■ **Problem requirements**
Output the full listing word for word.

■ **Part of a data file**
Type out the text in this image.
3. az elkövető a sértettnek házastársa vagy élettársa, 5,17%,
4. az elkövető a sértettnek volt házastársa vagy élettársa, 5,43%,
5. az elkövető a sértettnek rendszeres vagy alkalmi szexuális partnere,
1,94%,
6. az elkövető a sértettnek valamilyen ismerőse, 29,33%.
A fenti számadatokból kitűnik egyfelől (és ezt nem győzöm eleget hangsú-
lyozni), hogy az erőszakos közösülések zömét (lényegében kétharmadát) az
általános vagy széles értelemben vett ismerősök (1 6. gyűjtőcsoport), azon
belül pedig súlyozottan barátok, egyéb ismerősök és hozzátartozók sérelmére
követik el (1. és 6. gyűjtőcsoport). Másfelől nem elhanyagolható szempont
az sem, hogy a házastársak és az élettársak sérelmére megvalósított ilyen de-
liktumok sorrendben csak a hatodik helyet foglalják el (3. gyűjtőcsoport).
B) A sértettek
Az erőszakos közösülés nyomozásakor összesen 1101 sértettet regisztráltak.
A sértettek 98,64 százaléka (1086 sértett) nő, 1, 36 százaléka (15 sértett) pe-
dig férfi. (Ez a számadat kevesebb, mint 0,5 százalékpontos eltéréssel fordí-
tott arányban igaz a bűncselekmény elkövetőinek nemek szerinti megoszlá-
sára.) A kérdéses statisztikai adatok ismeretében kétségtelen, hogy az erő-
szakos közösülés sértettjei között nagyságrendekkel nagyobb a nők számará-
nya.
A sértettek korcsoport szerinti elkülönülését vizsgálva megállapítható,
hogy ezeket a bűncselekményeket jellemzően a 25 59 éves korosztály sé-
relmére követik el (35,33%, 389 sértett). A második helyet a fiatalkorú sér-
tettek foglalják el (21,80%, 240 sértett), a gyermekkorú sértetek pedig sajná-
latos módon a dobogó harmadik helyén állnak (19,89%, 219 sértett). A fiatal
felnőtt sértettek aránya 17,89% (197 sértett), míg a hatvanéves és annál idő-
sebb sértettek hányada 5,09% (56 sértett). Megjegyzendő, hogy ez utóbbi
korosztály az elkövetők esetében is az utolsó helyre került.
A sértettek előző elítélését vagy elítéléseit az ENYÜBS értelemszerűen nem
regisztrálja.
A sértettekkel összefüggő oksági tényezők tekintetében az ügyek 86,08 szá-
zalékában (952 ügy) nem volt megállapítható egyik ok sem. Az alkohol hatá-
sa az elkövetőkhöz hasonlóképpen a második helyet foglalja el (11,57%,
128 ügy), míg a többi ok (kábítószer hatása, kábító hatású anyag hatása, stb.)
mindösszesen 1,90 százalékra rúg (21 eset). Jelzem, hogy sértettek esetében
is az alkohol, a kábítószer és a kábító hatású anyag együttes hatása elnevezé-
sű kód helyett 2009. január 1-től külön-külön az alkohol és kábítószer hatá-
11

■ **Written answer**
Type out the text in this image.
3. az elkövető a sértettnek házastársa vagy élettársa, 5,17%,
4. az elkövető a sértettnek volt házastársa vagy élettársa, 5,43%,
5. az elkövető a sértettnek rendszeres vagy alkalmi szexuális partnere,
1,94%,
6. az elkövető a sértettnek valamilyen ismerőse, 29,33%.
A fenti számadatokból kitűnik egyfelől (és ezt nem győzöm eleget hangsú-
lyozni), hogy az erőszakos közösülések zömét (lényegében kétharmadát) az
általános vagy széles értelemben vett ismerősök (1 6. gyűjtőcsoport), azon
belül pedig súlyozottan barátok, egyéb ismerősök és hozzátartozók sérelmére
követik el (1. és 6. gyűjtőcsoport). Másfelől nem elhanyagolható szempont
az sem, hogy a házastársak és az élettársak sérelmére megvalósított ilyen de-
liktumok sorrendben csak a hatodik helyet foglalják el (3. gyűjtőcsoport).
B) A sértettek
Az erőszakos közösülés nyomozásakor összesen 1101 sértettet regisztráltak.
A sértettek 98,64 százaléka (1086 sértett) nő, 1, 36 százaléka (15 sértett) pe-
dig férfi. (Ez a számadat kevesebb, mint 0,5 százalékpontos eltéréssel fordí-
tott arányban igaz a bűncselekmény elkövetőinek nemek szerinti megoszlá-
sára.) A kérdéses statisztikai adatok ismeretében kétségtelen, hogy az erő-
szakos közösülés sértettjei között nagyságrendekkel nagyobb a nők számará-
nya.
A sértettek korcsoport szerinti elkülönülését vizsgálva megállapítható,
hogy ezeket a bűncselekményeket jellemzően a 25 59 éves korosztály sé-
relmére követik el (35,33%, 389 sértett). A második helyet a fiatalkorú sér-
tettek foglalják el (21,80%, 240 sértett), a gyermekkorú sértetek pedig sajná-
latos módon a dobogó harmadik helyén állnak (19,89%, 219 sértett). A fiatal
felnőtt sértettek aránya 17,89% (197 sértett), míg a hatvanéves és annál idő-
sebb sértettek hányada 5,09% (56 sértett). Megjegyzendő, hogy ez utóbbi
korosztály az elkövetők esetében is az utolsó helyre került.
A sértettek előző elítélését vagy elítéléseit az ENYÜBS értelemszerűen nem
regisztrálja.
A sértettekkel összefüggő oksági tényezők tekintetében az ügyek 86,08 szá-
zalékában (952 ügy) nem volt megállapítható egyik ok sem. Az alkohol hatá-
sa az elkövetőkhöz hasonlóképpen a második helyet foglalja el (11,57%,
128 ügy), míg a többi ok (kábítószer hatása, kábító hatású anyag hatása, stb.)
mindösszesen 1,90 százalékra rúg (21 eset). Jelzem, hogy sértettek esetében
is az alkohol, a kábítószer és a kábító hatású anyag együttes hatása elnevezé-
sű kód helyett 2009. január 1-től külön-külön az alkohol és kábítószer hatá-
11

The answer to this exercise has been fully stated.